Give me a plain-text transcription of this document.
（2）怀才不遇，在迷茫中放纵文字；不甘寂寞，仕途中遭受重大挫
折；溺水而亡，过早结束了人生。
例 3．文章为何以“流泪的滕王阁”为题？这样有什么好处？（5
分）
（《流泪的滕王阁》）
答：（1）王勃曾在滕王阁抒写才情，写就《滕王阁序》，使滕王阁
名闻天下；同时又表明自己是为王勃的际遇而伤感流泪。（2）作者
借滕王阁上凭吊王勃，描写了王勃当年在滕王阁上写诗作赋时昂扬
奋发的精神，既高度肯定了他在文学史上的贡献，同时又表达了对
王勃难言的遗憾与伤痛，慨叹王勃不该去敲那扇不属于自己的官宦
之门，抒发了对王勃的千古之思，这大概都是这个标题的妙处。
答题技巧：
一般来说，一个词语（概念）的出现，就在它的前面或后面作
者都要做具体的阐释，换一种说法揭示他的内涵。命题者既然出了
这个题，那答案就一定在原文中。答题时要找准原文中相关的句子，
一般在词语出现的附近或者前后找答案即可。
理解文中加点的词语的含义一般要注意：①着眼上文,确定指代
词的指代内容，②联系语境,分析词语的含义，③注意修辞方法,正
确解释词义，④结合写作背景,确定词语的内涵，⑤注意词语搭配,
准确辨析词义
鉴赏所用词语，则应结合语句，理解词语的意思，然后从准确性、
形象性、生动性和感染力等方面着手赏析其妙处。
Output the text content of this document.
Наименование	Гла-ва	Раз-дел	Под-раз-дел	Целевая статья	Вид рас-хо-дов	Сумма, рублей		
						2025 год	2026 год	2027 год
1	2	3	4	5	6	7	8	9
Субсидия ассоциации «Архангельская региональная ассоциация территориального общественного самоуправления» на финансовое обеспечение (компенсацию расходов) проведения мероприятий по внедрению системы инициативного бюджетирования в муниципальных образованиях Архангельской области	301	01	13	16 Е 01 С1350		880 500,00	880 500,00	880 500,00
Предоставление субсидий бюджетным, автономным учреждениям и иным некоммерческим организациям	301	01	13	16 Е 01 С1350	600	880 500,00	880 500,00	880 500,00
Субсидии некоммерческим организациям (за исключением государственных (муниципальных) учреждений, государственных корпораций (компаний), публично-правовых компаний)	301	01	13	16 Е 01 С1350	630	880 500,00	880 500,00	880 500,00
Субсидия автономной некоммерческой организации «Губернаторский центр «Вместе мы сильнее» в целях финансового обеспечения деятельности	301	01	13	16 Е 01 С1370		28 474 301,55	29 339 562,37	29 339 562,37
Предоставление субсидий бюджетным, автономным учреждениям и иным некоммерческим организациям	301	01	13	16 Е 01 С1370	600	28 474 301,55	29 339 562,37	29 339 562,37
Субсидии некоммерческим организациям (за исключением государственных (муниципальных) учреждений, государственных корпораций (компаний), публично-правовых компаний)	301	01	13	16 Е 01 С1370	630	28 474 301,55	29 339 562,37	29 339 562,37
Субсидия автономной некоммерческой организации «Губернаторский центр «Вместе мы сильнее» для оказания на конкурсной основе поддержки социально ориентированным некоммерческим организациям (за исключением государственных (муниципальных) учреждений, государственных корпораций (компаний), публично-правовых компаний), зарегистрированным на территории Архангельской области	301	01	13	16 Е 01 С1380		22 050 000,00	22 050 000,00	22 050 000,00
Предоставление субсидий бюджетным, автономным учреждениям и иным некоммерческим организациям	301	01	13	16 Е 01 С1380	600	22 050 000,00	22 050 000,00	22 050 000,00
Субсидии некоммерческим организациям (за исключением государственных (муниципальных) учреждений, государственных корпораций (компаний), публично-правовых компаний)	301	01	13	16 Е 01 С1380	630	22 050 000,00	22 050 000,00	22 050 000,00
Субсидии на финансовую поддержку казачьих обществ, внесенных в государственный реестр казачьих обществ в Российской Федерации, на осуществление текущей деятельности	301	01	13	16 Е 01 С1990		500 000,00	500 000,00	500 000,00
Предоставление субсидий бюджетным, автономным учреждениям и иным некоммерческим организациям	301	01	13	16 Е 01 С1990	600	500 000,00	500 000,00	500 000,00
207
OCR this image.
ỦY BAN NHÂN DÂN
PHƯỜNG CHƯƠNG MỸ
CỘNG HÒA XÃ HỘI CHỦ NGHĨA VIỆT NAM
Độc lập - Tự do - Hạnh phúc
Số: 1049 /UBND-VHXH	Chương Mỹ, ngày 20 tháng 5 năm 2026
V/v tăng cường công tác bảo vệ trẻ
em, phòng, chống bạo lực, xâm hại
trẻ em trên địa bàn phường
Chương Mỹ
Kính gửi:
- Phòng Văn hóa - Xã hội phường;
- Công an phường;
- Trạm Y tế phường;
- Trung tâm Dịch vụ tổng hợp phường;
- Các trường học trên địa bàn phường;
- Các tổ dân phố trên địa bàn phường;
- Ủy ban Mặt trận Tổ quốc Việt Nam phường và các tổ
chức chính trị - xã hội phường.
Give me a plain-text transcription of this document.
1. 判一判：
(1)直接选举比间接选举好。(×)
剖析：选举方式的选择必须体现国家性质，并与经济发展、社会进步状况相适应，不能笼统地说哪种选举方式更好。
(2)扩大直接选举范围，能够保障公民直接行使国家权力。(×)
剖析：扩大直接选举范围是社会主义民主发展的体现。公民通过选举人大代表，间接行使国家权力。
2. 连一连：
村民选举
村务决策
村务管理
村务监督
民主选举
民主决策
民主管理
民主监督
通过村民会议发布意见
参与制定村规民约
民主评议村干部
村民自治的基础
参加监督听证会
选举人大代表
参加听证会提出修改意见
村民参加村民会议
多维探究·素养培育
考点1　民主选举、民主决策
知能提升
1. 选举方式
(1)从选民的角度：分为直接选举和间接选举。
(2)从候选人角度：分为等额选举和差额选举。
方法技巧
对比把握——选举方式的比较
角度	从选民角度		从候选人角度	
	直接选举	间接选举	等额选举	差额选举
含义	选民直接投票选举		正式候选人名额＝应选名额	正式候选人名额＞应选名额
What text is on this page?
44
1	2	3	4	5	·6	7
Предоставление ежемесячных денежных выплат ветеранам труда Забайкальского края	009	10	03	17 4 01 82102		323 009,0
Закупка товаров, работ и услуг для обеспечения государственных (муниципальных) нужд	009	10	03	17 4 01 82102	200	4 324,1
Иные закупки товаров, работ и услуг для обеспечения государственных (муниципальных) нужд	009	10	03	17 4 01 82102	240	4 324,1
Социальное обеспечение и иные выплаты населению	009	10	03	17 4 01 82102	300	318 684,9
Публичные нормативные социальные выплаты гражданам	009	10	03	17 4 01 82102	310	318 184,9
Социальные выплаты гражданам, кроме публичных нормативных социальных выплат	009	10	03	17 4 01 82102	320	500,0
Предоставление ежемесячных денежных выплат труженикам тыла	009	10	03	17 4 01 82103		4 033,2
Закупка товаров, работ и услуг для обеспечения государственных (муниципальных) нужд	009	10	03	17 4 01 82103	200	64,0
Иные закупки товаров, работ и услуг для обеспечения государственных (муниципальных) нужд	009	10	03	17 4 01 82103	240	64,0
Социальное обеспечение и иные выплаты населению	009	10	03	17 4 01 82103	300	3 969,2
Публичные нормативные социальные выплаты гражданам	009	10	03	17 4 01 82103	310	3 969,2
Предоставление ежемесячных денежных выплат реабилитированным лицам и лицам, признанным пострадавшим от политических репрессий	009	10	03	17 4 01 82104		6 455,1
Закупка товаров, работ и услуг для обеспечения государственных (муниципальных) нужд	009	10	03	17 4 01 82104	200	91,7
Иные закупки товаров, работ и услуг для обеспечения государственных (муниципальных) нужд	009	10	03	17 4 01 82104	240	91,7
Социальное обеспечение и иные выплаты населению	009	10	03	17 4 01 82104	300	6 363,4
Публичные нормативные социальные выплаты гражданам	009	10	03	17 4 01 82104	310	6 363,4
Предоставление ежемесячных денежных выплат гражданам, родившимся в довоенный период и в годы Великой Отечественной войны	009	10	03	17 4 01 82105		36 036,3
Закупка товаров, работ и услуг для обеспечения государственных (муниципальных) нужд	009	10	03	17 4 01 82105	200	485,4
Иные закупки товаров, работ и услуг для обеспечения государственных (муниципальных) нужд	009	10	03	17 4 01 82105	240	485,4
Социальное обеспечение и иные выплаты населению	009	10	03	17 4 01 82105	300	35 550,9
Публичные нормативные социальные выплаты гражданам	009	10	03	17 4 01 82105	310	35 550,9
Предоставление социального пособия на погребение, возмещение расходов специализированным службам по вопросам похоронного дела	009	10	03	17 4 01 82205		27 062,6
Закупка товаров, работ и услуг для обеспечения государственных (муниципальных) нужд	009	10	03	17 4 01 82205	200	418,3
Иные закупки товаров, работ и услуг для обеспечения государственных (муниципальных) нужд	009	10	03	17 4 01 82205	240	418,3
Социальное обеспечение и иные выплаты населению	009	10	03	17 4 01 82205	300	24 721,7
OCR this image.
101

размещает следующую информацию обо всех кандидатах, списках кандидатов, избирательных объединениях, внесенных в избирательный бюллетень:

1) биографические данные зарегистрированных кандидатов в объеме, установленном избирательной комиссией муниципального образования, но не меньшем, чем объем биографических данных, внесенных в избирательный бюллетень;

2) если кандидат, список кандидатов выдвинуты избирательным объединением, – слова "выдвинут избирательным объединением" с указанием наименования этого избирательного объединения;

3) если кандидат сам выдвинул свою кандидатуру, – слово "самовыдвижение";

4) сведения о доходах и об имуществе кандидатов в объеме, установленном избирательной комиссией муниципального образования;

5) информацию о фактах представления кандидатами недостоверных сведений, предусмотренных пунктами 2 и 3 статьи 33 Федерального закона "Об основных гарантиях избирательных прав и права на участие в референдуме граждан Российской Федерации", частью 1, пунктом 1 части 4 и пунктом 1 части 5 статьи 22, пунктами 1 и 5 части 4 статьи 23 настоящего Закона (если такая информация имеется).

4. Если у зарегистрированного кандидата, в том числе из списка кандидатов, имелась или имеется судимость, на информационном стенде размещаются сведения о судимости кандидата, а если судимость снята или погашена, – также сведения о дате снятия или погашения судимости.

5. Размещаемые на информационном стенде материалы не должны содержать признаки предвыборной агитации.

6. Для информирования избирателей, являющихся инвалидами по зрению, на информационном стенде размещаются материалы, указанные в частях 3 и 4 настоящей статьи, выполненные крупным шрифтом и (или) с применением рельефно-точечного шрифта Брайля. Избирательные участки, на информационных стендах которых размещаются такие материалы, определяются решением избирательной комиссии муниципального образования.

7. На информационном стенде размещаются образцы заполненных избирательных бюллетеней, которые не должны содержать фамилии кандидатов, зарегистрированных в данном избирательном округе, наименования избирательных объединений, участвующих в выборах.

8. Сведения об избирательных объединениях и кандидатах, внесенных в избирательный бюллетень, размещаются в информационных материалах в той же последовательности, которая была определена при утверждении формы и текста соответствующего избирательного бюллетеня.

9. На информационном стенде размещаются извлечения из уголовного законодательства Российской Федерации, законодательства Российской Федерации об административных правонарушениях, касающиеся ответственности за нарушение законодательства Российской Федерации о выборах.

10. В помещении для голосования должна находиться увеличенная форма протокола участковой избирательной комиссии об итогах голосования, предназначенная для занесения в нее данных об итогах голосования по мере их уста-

===============

=== WHAT IS BEING ASKED ===
Which lines above hold the word "объеме"? Copy each of them.

=== EXERCISE OUTPUT ===
1) биографические данные зарегистрированных кандидатов в объеме, установленном избирательной комиссией муниципального образования, но не меньшем, чем объем биографических данных, внесенных в избирательный бюллетень;
4) сведения о доходах и об имуществе кандидатов в объеме, установленном избирательной комиссией муниципального образования;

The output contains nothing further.